--- Start Data for the task ---

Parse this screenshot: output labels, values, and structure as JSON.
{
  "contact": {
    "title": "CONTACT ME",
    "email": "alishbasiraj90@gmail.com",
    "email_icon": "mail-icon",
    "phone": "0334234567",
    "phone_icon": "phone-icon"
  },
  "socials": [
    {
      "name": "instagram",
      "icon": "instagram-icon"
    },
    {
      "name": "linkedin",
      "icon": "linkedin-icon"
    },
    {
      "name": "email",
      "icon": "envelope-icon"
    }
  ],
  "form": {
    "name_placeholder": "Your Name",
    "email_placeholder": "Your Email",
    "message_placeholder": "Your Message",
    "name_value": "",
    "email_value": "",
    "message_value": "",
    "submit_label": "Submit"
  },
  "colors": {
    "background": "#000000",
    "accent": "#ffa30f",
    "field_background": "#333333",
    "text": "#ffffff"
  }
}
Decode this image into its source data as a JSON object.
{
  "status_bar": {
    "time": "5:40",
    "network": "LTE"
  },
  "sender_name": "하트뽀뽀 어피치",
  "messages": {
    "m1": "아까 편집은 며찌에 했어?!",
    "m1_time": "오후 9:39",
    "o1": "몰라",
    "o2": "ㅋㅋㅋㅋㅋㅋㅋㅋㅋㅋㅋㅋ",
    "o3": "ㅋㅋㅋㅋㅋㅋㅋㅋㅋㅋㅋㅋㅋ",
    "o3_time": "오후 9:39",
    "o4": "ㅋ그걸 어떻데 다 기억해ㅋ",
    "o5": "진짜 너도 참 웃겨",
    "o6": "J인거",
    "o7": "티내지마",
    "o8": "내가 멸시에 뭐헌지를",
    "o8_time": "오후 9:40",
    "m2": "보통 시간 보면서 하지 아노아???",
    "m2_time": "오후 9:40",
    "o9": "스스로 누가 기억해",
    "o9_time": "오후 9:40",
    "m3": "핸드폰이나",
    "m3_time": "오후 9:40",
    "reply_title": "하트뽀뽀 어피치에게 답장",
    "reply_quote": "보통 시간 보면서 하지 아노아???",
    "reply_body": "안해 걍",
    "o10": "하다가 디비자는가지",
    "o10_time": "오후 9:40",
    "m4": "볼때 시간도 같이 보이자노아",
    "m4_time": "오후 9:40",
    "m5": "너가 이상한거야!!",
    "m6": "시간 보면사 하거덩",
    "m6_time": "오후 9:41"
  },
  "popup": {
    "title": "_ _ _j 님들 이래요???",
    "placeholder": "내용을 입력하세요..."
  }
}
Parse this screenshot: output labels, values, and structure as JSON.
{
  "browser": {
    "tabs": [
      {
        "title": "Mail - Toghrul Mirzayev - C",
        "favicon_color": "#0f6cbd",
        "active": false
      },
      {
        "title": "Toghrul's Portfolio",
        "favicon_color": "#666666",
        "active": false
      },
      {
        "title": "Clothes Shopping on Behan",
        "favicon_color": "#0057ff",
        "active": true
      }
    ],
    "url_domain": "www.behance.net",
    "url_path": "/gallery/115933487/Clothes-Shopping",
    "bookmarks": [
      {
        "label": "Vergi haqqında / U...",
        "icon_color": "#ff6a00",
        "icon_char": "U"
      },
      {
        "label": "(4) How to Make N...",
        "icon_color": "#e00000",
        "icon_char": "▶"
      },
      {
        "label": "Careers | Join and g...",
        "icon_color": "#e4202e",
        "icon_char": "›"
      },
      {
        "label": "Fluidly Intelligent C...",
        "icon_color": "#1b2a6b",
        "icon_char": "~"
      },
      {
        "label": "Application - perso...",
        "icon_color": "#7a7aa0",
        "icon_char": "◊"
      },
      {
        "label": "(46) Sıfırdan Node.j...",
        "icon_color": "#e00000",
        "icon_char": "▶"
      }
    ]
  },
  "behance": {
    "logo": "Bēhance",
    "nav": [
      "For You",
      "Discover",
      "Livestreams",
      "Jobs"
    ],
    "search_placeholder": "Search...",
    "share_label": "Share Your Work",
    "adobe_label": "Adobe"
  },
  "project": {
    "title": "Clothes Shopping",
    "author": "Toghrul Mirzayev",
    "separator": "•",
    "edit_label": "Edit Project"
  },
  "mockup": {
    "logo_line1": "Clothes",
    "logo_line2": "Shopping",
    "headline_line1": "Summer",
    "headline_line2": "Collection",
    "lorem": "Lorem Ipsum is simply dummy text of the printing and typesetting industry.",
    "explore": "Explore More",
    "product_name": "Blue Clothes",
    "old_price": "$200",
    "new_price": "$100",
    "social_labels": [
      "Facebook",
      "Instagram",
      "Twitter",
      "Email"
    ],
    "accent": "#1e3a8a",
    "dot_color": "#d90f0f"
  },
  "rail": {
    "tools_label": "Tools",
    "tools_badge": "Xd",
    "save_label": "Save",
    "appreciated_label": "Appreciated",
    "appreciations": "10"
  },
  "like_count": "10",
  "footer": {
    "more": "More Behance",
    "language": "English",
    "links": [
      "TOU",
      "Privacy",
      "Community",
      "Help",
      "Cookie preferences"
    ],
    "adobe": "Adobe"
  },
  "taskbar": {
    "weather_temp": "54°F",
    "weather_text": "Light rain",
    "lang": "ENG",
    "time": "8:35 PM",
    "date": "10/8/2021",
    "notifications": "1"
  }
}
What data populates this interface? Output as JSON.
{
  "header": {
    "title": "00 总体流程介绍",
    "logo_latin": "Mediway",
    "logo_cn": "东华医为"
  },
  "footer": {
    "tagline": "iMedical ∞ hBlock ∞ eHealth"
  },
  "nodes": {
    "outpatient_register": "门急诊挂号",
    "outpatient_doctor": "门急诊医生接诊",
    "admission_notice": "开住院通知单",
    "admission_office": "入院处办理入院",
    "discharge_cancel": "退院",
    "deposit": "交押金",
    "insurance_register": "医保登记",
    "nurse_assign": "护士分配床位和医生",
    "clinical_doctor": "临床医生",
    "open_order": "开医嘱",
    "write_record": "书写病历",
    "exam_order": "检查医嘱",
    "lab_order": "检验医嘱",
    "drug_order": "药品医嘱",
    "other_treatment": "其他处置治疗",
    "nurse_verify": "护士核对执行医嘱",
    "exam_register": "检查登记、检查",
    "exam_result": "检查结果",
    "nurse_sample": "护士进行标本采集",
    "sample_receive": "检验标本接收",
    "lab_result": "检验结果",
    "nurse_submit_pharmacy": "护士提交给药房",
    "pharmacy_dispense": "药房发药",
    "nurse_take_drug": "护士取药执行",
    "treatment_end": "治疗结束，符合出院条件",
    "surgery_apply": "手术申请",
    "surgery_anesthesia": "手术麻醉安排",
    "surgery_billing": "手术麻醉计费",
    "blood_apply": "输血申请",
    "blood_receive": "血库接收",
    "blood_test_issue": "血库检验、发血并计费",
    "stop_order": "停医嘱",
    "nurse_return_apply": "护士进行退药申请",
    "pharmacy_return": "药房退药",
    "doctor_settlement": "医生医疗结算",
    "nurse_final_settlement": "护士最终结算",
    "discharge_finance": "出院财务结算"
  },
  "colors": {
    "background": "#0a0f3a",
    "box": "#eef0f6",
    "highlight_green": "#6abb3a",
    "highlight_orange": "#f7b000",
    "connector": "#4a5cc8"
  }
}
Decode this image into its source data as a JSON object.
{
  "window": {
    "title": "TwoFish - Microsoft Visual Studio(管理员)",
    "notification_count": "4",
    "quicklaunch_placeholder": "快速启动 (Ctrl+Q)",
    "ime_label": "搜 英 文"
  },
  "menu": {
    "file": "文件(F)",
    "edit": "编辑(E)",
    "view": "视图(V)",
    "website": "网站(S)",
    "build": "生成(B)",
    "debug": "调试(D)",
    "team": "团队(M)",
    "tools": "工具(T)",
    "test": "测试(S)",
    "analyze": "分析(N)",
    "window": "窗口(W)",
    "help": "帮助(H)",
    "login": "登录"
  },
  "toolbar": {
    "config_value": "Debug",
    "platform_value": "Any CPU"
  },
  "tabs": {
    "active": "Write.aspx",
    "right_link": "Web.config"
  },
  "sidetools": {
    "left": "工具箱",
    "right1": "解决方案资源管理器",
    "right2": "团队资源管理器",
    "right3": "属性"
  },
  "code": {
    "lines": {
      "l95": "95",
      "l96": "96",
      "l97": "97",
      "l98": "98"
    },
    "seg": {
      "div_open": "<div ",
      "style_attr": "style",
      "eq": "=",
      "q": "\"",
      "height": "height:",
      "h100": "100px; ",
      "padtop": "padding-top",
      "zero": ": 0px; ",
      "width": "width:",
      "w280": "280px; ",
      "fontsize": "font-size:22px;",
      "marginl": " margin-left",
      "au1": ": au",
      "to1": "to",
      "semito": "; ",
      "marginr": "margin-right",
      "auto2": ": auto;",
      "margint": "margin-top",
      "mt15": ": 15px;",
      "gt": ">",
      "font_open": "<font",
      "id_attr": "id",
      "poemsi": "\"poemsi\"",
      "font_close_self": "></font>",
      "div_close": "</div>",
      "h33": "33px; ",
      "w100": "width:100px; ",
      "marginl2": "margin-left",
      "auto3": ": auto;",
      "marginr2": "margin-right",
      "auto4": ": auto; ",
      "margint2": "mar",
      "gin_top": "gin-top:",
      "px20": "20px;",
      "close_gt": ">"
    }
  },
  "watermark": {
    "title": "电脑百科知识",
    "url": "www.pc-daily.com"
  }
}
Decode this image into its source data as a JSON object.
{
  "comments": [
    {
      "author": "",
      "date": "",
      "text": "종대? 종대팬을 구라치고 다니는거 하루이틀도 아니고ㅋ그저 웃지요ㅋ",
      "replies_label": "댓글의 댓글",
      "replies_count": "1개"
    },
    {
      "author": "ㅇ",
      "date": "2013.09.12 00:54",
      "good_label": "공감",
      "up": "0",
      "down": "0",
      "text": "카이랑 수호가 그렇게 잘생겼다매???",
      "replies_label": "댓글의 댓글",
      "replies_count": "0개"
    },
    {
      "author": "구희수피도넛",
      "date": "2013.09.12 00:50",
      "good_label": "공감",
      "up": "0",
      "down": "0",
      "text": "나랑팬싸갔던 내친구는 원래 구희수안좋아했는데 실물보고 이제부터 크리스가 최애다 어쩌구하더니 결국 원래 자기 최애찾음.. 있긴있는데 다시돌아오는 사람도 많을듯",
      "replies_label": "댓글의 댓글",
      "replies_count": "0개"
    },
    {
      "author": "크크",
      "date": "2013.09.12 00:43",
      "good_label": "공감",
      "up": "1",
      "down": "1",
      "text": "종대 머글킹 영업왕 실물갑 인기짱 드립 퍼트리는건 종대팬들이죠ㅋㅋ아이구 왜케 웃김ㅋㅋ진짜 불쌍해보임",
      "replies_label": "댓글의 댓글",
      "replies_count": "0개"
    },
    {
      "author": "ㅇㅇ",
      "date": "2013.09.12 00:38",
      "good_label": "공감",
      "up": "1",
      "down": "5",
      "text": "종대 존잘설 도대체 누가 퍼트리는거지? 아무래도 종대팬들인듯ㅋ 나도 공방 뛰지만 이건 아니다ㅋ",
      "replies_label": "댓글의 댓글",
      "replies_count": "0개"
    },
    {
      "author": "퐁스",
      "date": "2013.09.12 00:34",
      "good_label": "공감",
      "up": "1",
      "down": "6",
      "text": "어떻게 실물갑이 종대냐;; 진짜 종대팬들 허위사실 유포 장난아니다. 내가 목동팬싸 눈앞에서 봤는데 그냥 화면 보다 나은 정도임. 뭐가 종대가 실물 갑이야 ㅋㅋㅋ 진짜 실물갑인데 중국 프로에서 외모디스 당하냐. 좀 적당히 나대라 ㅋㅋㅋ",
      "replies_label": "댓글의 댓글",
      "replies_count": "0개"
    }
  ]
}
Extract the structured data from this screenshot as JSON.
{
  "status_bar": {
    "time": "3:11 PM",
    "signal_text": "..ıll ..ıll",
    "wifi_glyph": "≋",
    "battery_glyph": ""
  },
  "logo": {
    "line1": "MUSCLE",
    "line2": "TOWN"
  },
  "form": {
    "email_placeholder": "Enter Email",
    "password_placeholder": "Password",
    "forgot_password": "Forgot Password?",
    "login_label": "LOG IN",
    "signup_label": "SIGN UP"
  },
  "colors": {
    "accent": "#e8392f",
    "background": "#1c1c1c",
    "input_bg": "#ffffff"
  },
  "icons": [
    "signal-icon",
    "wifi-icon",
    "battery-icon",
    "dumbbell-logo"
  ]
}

--- End Data for the task ---

» **Directive**: Gather each line in the entries above where the string "Mirzayev" is found.

» **Answer to the exercise**:
        "title": "Mail - Toghrul Mirzayev - C",
    "author": "Toghrul Mirzayev",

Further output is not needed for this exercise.